----- Exercise input -----
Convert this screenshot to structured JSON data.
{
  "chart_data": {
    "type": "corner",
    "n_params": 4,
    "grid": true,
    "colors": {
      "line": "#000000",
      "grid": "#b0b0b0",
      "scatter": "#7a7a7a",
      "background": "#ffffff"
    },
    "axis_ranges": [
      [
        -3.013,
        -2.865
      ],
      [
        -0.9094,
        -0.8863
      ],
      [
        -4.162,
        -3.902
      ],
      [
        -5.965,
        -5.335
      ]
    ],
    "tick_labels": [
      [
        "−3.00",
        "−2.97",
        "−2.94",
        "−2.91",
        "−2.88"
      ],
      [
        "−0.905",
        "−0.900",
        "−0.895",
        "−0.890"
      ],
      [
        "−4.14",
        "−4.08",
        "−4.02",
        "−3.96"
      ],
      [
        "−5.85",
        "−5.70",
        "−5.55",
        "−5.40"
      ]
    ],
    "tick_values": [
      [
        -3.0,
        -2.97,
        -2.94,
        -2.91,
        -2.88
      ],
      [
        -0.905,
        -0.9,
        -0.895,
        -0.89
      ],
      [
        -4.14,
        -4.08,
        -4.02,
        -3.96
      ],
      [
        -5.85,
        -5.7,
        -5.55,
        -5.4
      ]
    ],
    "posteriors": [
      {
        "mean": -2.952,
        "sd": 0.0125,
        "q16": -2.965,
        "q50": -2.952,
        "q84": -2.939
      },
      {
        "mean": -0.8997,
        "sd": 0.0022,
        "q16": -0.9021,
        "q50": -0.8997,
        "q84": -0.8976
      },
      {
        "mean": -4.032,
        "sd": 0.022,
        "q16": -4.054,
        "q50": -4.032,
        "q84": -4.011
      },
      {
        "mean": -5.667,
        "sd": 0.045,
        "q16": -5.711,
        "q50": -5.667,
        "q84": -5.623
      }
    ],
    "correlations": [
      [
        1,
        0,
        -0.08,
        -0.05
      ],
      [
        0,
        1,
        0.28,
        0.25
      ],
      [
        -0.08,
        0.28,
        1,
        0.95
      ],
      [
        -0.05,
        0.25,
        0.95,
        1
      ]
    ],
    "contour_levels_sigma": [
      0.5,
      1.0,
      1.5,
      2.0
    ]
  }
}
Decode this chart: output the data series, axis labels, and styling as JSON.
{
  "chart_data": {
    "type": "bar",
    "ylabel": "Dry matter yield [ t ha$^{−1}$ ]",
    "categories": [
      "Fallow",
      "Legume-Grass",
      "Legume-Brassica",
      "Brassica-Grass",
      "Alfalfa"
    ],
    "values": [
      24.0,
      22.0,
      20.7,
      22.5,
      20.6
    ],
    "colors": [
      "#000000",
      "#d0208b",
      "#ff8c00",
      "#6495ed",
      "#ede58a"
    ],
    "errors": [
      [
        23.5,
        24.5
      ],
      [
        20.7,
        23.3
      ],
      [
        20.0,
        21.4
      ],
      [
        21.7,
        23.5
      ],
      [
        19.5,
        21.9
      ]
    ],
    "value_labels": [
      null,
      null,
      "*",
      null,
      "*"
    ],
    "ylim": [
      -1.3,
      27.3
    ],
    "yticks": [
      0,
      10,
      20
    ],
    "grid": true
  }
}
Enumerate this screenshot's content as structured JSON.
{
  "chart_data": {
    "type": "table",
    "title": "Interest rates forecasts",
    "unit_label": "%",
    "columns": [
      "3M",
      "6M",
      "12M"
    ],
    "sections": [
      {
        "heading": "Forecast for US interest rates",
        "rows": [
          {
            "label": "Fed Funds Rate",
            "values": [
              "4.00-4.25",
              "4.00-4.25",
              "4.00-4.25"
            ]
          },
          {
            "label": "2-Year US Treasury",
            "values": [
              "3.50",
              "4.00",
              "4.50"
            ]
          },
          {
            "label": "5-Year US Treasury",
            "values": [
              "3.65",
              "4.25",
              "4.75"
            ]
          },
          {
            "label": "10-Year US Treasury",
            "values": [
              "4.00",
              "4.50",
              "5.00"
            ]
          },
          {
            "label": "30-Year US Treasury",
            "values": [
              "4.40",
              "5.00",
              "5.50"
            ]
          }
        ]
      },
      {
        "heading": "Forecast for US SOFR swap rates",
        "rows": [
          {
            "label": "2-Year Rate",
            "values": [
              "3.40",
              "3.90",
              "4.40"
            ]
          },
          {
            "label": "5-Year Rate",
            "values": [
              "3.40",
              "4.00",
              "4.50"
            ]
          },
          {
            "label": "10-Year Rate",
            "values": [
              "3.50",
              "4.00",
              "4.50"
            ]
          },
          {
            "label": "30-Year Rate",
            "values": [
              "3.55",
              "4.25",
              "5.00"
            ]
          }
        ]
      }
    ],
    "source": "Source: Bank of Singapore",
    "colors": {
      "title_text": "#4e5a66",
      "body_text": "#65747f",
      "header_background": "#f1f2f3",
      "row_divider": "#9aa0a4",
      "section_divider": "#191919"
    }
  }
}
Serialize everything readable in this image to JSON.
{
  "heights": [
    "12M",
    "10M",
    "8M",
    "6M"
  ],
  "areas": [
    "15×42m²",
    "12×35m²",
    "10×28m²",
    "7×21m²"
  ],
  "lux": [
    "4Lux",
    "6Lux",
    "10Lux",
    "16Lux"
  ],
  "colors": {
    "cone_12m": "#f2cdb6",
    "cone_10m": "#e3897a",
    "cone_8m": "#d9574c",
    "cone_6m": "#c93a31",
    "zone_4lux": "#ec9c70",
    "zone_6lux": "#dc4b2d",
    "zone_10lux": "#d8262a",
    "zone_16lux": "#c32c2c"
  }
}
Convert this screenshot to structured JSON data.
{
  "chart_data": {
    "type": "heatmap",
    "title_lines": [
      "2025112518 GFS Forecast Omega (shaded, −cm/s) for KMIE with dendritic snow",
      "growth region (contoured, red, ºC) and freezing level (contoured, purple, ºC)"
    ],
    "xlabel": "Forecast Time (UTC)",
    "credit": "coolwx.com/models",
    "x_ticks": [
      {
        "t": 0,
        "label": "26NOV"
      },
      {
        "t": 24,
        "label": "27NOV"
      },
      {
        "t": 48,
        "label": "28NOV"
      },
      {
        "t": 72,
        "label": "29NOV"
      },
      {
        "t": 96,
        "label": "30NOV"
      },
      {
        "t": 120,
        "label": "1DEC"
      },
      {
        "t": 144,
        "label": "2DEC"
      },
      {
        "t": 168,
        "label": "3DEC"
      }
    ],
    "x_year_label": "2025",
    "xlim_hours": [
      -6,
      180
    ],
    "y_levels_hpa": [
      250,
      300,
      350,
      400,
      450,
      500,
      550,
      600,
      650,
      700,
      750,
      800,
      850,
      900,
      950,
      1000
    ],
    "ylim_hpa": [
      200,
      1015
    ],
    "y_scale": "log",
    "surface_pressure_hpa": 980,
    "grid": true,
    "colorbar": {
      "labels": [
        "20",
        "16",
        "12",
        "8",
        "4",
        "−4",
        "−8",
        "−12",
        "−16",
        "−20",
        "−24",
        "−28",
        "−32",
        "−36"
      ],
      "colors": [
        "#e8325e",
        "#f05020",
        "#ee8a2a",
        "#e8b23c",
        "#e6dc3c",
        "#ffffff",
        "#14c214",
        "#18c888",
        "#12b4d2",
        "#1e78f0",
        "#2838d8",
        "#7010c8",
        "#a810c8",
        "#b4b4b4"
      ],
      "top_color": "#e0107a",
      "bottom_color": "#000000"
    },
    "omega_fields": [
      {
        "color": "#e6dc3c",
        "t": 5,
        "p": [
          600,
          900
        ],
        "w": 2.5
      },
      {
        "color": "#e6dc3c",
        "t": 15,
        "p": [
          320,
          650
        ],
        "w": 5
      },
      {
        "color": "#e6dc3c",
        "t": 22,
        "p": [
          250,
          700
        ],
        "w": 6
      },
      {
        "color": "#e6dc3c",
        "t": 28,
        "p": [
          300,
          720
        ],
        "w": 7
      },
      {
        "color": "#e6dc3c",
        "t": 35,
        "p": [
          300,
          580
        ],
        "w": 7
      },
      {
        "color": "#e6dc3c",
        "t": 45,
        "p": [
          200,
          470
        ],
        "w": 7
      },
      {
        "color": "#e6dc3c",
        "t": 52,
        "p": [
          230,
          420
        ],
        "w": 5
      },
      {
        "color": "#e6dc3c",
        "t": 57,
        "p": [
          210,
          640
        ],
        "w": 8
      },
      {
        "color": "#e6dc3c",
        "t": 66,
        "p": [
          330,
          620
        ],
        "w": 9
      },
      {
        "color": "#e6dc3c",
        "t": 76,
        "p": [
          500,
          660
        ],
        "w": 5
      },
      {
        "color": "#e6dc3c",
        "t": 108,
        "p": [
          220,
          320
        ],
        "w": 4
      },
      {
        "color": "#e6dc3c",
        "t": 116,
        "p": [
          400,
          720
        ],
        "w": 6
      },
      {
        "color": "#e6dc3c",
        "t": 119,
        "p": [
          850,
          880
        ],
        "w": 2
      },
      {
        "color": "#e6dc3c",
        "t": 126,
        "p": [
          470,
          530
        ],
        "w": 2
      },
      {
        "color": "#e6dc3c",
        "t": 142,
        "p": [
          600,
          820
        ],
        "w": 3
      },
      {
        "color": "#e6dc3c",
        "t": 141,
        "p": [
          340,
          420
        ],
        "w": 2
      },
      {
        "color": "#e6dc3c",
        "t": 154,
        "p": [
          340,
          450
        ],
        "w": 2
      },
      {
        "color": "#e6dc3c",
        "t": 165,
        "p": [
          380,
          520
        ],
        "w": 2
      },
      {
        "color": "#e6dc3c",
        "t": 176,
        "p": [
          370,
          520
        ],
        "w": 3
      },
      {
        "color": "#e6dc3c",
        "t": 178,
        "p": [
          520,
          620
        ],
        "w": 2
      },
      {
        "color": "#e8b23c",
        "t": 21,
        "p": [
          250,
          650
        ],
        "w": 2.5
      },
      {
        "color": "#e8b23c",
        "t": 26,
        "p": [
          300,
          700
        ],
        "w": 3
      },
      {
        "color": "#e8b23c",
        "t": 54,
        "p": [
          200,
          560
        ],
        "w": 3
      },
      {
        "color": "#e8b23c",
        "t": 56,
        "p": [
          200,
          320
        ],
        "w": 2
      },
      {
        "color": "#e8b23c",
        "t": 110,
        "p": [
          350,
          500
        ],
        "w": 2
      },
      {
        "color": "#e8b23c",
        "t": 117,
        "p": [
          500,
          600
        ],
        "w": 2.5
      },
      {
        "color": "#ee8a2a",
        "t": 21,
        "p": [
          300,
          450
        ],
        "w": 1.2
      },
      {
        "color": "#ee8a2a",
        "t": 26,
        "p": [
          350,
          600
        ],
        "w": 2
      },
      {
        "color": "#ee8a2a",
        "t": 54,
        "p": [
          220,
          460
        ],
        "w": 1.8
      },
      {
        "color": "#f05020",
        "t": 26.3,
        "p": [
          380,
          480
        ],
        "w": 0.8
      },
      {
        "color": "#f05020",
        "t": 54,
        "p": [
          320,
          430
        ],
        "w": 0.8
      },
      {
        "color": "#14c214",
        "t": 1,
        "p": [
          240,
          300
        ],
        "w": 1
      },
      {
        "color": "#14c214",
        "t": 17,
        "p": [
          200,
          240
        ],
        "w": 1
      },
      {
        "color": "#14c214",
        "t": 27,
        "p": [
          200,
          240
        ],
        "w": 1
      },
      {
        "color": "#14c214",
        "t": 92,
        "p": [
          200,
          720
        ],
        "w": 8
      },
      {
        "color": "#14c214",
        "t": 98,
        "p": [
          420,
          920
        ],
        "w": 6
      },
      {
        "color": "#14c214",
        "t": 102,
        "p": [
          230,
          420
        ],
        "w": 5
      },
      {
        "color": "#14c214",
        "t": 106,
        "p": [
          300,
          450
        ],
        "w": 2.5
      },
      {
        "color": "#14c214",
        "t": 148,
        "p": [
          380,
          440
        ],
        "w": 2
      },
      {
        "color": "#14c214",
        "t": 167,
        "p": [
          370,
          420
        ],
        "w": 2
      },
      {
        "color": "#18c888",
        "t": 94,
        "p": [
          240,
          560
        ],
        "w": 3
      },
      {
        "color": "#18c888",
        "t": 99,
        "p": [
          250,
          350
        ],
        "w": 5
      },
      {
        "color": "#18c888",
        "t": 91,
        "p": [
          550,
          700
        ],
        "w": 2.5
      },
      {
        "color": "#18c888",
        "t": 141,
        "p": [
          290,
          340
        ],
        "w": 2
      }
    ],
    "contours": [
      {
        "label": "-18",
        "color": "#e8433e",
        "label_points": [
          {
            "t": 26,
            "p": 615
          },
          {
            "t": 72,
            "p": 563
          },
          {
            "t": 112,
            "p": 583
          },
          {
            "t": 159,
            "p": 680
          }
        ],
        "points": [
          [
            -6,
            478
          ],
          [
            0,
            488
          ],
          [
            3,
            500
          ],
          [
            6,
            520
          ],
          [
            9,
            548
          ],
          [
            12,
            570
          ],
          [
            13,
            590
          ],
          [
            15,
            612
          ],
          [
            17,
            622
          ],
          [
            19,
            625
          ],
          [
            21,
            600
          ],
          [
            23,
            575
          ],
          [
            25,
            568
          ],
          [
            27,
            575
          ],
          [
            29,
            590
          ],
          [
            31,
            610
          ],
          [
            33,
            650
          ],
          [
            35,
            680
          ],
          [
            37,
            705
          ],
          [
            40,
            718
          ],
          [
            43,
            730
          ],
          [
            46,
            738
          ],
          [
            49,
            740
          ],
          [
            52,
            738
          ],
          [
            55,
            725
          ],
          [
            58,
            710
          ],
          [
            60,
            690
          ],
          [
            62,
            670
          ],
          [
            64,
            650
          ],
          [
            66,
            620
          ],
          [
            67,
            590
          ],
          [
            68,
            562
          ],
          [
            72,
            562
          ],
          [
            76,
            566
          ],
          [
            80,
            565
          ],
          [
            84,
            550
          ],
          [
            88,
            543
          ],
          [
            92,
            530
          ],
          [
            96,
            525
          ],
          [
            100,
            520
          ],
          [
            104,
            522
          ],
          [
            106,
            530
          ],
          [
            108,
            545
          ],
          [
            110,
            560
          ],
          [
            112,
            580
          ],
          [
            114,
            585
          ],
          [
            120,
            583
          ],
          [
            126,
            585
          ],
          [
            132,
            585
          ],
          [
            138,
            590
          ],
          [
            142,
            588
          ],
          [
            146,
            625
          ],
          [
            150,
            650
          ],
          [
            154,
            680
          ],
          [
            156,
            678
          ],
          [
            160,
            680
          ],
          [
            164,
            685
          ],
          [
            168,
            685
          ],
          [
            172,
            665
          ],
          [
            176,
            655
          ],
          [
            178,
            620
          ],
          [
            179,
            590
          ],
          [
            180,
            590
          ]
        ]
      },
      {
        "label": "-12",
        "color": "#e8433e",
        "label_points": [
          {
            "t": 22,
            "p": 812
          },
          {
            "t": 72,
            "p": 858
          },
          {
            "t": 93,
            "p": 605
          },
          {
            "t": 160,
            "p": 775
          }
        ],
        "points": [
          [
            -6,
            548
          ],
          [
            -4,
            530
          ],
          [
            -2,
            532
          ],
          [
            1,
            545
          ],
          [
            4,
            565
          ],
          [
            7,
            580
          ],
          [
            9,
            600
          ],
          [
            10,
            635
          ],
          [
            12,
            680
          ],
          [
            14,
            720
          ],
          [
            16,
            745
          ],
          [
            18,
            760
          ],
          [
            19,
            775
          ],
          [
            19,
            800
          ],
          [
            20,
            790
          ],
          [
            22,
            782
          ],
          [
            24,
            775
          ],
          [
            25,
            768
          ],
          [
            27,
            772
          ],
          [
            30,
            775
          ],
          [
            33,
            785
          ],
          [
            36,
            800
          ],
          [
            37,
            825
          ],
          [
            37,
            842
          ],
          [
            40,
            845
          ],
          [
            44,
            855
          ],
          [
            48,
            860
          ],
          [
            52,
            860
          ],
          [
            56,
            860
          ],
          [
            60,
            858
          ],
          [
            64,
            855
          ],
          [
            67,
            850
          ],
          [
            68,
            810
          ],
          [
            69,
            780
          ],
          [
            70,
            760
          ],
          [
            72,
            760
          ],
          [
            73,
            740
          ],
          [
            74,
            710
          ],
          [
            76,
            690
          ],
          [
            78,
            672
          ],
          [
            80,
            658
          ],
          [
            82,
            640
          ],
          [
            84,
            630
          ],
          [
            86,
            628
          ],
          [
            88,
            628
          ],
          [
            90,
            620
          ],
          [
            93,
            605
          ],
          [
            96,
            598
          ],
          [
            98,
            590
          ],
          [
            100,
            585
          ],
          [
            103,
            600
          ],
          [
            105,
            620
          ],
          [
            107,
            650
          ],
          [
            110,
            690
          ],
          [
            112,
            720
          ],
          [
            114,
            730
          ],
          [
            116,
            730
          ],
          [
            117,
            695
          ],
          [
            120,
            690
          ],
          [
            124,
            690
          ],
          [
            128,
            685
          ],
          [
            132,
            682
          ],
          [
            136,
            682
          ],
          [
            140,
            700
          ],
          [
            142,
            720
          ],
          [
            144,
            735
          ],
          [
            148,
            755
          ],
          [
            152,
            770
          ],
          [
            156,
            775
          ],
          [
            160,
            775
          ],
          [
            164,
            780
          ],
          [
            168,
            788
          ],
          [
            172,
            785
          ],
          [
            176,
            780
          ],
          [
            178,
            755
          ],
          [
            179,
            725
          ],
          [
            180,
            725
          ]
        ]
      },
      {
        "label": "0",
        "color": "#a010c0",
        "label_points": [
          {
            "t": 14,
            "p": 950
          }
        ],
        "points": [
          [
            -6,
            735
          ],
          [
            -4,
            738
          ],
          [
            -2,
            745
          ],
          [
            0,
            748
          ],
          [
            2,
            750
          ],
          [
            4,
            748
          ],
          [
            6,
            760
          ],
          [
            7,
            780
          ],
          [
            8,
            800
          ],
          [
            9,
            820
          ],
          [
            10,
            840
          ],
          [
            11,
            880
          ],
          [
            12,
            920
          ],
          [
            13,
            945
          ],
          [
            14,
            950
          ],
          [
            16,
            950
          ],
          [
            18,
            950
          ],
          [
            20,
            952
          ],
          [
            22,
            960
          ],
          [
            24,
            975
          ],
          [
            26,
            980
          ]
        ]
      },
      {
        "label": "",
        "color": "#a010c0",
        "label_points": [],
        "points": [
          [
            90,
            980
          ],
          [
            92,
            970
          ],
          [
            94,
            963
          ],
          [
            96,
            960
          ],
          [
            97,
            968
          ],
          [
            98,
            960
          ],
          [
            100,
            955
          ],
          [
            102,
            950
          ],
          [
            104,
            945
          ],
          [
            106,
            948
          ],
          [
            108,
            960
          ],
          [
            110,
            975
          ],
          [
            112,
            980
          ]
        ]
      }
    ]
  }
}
-----
# Written request
From the data, list each line in which the string "Treasury" appears.

# Solved problem
            "label": "2-Year US Treasury",
            "label": "5-Year US Treasury",
            "label": "10-Year US Treasury",
            "label": "30-Year US Treasury",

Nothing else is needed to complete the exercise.